- DATA ROWS:
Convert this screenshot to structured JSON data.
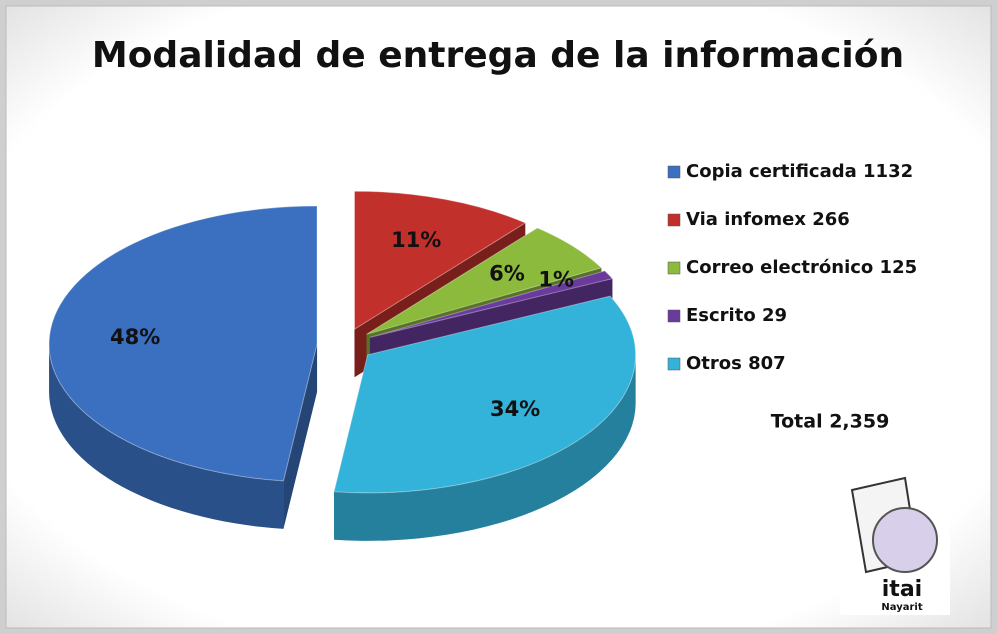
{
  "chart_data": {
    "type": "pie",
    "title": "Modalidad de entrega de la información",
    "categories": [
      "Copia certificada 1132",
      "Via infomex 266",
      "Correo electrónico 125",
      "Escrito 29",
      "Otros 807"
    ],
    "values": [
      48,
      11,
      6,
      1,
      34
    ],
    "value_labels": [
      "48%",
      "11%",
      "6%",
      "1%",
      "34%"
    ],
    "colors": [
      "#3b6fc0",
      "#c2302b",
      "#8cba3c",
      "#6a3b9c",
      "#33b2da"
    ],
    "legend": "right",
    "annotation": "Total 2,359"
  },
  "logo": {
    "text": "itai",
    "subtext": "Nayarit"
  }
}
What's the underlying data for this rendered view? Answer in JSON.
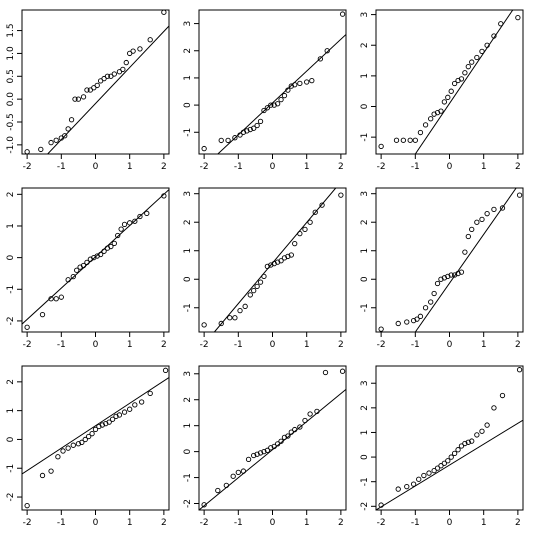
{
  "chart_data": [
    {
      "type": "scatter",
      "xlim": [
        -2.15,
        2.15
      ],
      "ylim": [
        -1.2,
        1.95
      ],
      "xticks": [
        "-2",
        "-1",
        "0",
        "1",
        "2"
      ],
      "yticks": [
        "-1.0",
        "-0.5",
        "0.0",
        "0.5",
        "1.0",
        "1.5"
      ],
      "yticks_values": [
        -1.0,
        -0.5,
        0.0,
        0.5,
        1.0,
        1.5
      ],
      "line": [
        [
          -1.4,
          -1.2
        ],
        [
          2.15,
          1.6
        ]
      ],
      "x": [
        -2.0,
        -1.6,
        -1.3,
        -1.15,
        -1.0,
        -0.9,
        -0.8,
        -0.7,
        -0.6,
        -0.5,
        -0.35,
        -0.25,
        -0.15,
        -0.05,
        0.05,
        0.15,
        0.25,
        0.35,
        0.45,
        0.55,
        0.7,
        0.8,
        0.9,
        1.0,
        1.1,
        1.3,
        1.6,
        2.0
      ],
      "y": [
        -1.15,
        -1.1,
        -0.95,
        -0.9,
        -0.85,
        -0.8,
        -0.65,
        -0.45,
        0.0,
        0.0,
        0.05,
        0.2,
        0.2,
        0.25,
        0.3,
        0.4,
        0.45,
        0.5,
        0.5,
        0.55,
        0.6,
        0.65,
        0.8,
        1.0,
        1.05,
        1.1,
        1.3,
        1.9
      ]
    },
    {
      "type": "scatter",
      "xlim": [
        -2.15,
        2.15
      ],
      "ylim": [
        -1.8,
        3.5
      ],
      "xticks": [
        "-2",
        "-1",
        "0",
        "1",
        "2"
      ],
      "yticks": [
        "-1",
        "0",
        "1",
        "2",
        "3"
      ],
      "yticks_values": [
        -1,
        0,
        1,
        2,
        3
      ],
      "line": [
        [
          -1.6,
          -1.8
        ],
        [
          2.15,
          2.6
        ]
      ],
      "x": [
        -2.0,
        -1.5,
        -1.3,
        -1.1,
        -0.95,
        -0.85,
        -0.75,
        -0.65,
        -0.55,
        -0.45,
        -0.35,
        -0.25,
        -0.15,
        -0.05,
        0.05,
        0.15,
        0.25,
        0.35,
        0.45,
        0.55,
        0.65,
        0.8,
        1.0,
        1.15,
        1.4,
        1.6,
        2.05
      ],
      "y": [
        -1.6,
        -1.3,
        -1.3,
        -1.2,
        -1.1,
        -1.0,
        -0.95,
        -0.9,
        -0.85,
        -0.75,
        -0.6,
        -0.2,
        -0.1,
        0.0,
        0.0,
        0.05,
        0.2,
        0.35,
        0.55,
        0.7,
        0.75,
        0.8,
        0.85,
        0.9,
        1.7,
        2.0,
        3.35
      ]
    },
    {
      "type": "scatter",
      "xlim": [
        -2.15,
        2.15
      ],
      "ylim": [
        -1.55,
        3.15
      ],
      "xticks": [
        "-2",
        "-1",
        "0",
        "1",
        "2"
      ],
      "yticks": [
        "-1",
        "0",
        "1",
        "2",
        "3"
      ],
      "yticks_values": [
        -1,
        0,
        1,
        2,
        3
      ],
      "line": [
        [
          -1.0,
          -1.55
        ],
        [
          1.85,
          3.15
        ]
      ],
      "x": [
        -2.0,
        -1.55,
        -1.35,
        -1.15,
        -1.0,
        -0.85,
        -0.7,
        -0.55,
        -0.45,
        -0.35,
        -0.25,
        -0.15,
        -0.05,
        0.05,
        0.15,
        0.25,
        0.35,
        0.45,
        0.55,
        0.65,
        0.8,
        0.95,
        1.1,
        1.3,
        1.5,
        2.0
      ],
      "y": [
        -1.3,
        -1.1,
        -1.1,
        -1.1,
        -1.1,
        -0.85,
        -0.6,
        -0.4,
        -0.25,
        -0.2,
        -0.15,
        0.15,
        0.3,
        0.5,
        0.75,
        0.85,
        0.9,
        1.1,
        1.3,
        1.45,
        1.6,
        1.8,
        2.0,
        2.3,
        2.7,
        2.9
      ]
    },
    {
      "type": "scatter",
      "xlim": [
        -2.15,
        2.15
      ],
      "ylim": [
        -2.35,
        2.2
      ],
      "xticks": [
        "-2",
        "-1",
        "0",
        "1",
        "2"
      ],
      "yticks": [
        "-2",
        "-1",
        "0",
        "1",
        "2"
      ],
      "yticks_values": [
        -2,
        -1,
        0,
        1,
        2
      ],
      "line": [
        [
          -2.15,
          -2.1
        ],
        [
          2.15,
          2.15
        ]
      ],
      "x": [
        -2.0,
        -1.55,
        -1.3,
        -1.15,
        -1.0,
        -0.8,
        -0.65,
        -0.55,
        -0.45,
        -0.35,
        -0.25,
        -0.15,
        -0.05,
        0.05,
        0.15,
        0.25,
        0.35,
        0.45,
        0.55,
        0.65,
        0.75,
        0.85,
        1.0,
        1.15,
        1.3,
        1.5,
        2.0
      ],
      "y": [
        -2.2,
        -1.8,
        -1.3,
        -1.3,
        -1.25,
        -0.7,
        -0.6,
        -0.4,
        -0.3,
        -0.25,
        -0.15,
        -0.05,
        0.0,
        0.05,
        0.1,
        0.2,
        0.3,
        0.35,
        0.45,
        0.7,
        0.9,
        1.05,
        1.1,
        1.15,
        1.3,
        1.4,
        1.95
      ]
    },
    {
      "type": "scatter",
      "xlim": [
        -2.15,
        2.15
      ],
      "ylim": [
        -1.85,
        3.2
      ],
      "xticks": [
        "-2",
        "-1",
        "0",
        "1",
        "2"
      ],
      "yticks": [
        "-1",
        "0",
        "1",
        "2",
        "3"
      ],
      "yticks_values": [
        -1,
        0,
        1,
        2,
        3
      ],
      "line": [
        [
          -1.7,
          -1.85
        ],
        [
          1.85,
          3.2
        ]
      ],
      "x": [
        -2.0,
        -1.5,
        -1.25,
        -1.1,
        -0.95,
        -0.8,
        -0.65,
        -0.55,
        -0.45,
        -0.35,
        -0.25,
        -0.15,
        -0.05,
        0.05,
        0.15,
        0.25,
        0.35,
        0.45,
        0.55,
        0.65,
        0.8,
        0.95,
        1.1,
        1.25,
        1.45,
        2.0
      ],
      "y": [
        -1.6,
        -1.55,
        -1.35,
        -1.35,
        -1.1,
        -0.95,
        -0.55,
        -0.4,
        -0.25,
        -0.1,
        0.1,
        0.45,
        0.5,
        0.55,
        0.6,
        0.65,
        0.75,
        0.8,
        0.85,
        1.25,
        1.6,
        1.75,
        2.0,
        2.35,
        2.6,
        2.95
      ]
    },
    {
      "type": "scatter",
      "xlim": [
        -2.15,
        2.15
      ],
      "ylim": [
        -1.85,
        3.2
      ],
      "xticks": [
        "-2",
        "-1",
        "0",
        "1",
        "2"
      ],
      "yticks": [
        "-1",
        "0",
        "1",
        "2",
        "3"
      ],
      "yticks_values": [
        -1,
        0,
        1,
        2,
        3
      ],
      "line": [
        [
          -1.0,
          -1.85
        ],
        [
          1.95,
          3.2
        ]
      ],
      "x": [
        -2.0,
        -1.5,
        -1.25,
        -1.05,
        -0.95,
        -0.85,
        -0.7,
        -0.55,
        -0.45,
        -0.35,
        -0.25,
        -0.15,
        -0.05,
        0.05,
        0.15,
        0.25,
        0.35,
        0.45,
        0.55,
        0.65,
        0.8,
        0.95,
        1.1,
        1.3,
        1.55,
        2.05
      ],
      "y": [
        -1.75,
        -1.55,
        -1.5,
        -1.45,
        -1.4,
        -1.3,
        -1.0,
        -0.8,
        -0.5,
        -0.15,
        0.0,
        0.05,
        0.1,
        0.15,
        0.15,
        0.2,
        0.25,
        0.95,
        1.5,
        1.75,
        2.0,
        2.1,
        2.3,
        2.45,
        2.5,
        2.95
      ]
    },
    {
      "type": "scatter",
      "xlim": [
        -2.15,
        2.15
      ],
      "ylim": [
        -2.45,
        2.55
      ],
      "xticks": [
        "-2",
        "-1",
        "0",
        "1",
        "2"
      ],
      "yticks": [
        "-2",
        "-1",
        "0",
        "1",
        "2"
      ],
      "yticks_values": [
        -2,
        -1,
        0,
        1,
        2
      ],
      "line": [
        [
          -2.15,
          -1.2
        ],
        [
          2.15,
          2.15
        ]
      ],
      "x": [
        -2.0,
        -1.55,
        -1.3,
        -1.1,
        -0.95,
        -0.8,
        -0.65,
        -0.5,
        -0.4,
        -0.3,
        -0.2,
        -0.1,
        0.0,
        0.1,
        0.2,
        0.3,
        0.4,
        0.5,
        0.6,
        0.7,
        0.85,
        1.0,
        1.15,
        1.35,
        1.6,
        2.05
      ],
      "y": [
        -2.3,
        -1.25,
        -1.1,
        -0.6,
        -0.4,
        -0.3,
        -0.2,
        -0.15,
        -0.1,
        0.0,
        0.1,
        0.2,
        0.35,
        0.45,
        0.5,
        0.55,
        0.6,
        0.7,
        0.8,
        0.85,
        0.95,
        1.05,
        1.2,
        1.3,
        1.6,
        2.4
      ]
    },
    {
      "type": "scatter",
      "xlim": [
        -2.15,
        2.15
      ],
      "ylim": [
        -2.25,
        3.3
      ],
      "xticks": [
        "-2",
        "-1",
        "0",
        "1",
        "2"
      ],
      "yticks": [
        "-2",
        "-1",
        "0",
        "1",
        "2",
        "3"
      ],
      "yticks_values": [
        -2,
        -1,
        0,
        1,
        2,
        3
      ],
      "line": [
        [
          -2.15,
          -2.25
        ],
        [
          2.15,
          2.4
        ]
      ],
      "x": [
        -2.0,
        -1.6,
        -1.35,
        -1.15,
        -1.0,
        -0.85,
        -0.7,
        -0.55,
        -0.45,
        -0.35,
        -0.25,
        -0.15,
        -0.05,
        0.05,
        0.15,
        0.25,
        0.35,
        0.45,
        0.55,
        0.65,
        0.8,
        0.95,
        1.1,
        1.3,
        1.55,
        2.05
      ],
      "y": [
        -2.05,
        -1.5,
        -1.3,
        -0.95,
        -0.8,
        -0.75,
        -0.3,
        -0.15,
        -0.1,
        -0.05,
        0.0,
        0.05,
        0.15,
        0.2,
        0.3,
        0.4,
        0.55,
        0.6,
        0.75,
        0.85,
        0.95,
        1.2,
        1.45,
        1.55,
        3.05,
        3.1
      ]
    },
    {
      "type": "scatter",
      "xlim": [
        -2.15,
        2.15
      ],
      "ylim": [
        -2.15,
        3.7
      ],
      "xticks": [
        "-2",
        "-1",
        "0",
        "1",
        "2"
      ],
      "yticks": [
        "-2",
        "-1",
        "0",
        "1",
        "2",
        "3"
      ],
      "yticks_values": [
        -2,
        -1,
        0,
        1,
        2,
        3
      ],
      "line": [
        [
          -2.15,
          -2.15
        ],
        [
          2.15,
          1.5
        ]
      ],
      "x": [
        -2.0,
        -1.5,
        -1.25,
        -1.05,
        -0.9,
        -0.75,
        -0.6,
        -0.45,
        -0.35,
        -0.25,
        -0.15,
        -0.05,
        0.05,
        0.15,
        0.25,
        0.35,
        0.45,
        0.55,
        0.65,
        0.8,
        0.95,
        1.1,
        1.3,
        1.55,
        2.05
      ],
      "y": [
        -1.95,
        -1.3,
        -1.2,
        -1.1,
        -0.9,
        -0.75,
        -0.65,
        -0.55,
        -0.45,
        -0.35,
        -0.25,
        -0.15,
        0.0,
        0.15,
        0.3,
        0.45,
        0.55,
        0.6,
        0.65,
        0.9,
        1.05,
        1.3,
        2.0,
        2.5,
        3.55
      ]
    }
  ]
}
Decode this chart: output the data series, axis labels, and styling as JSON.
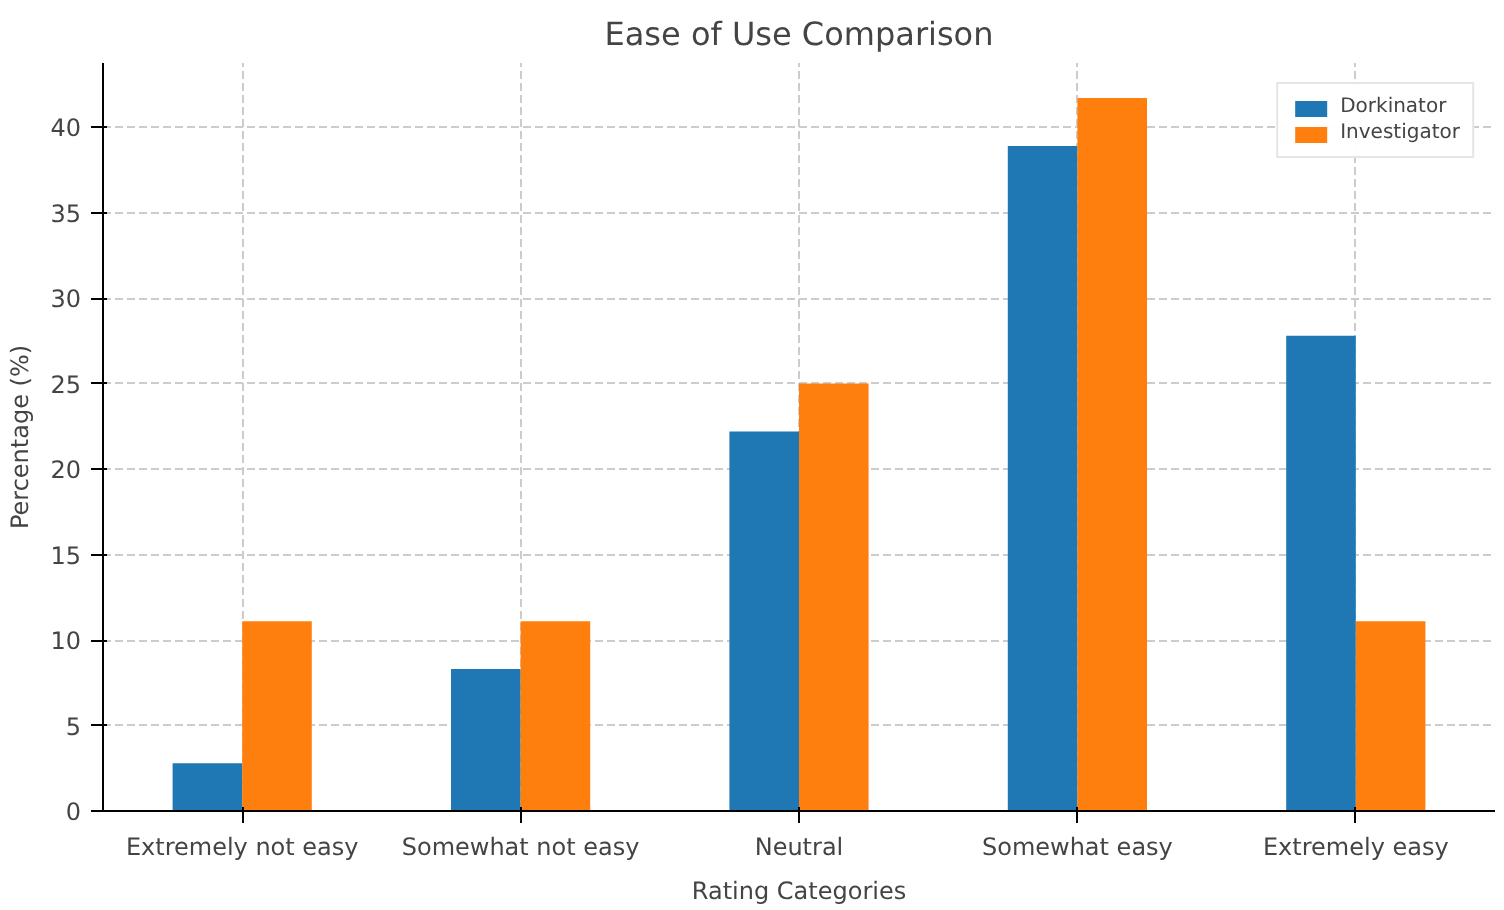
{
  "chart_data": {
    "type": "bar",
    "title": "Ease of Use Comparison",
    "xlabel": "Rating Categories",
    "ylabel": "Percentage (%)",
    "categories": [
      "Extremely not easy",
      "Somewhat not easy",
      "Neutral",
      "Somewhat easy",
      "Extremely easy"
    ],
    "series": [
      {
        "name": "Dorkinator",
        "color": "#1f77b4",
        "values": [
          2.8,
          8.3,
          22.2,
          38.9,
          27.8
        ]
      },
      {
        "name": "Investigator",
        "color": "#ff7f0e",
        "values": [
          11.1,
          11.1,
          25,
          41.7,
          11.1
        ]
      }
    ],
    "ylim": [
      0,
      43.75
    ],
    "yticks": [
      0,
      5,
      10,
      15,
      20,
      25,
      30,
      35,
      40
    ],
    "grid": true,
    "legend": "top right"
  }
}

- BRIEF: Show all lines from the records above where the word "JSON" occurs.

- SOLUTION:
Convert this screenshot to structured JSON data.
What's the underlying data for this rendered view? Answer in JSON.
Decode this chart: output the data series, axis labels, and styling as JSON.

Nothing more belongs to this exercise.